* _Requirement_
The required lines are those that contain "abril"; pull them out of the data and copy them.

* _Data to use_
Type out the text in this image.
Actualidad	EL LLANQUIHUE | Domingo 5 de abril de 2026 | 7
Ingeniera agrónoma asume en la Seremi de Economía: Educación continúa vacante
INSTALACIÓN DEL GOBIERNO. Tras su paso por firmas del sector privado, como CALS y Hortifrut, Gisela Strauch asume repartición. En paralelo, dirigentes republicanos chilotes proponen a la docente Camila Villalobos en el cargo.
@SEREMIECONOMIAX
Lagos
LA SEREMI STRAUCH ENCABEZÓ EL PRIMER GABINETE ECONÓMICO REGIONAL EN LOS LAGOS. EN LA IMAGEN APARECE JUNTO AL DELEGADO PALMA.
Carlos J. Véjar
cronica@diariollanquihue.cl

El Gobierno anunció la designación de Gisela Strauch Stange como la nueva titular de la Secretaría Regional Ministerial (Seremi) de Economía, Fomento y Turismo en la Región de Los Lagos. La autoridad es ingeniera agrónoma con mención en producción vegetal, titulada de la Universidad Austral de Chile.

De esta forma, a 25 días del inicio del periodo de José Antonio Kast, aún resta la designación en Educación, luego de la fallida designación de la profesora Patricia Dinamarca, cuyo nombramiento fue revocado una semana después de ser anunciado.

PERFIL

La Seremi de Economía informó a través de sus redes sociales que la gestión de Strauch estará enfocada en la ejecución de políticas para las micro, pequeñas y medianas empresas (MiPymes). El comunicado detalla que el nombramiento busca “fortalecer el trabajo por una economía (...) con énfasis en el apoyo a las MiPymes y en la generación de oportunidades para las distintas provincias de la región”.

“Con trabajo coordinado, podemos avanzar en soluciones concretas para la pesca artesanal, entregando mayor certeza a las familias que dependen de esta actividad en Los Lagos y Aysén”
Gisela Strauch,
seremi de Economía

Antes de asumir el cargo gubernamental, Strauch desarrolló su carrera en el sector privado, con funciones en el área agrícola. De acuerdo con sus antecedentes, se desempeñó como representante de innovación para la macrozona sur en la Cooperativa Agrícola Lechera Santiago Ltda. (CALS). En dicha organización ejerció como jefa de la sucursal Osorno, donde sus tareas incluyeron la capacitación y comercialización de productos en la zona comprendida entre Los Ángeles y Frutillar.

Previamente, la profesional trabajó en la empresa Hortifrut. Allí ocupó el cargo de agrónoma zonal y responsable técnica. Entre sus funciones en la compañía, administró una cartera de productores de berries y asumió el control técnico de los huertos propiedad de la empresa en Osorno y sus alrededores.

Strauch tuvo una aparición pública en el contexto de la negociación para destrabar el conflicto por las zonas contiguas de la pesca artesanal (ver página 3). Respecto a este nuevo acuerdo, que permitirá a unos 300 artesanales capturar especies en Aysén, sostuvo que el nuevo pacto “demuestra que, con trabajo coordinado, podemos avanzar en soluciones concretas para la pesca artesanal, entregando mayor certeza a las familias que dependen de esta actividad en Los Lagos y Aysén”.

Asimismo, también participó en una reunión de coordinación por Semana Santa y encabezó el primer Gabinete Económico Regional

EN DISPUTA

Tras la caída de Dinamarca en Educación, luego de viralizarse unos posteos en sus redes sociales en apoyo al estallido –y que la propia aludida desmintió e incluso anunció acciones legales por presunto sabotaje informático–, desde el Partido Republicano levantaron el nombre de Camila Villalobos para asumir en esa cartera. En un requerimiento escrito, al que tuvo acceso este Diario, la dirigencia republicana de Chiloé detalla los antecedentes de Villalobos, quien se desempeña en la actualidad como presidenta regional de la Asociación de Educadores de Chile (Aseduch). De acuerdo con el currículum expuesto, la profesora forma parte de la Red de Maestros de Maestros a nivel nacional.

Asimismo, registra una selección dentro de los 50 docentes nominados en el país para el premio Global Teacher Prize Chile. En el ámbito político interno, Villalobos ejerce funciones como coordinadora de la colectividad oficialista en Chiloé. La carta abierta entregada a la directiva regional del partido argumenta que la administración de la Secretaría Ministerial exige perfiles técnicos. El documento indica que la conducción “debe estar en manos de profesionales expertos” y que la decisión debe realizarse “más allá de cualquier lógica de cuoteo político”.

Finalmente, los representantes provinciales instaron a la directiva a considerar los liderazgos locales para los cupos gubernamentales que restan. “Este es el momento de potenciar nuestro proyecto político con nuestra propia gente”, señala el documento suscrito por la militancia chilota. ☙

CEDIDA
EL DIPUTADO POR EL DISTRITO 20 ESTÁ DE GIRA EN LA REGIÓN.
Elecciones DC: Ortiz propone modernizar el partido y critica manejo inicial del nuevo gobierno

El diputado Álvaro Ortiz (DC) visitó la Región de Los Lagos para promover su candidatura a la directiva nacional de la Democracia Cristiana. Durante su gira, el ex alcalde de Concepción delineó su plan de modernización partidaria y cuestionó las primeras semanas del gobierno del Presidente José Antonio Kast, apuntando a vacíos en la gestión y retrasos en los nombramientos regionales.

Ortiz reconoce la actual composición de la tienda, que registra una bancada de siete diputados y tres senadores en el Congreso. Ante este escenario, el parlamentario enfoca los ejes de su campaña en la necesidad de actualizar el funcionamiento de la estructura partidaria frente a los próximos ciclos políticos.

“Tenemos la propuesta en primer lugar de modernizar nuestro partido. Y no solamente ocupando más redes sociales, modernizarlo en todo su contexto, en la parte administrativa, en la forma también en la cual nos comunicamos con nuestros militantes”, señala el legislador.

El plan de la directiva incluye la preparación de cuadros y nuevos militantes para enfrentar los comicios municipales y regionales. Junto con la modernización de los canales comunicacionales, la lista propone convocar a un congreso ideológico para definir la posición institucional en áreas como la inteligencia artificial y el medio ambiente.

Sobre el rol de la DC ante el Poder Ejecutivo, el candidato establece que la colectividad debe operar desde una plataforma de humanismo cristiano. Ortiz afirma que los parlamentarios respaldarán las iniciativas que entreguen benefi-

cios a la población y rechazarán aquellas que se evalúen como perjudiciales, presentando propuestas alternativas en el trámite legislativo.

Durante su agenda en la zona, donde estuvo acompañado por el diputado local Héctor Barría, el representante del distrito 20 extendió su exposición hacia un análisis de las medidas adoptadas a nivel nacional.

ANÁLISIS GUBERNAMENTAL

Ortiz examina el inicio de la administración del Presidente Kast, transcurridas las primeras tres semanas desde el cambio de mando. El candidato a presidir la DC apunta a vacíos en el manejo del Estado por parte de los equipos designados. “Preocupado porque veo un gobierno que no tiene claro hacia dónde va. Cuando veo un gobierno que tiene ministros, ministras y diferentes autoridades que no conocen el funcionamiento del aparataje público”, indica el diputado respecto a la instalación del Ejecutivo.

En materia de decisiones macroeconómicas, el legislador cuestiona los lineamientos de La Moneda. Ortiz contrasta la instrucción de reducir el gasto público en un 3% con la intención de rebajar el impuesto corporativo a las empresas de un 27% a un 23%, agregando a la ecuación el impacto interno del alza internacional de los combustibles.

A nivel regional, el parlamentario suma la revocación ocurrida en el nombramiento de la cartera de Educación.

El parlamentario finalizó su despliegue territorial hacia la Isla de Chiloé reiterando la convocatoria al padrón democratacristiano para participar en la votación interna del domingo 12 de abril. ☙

* _Reply to the task_
Actualidad	EL LLANQUIHUE | Domingo 5 de abril de 2026 | 7
El parlamentario finalizó su despliegue territorial hacia la Isla de Chiloé reiterando la convocatoria al padrón democratacristiano para participar en la votación interna del domingo 12 de abril. ☙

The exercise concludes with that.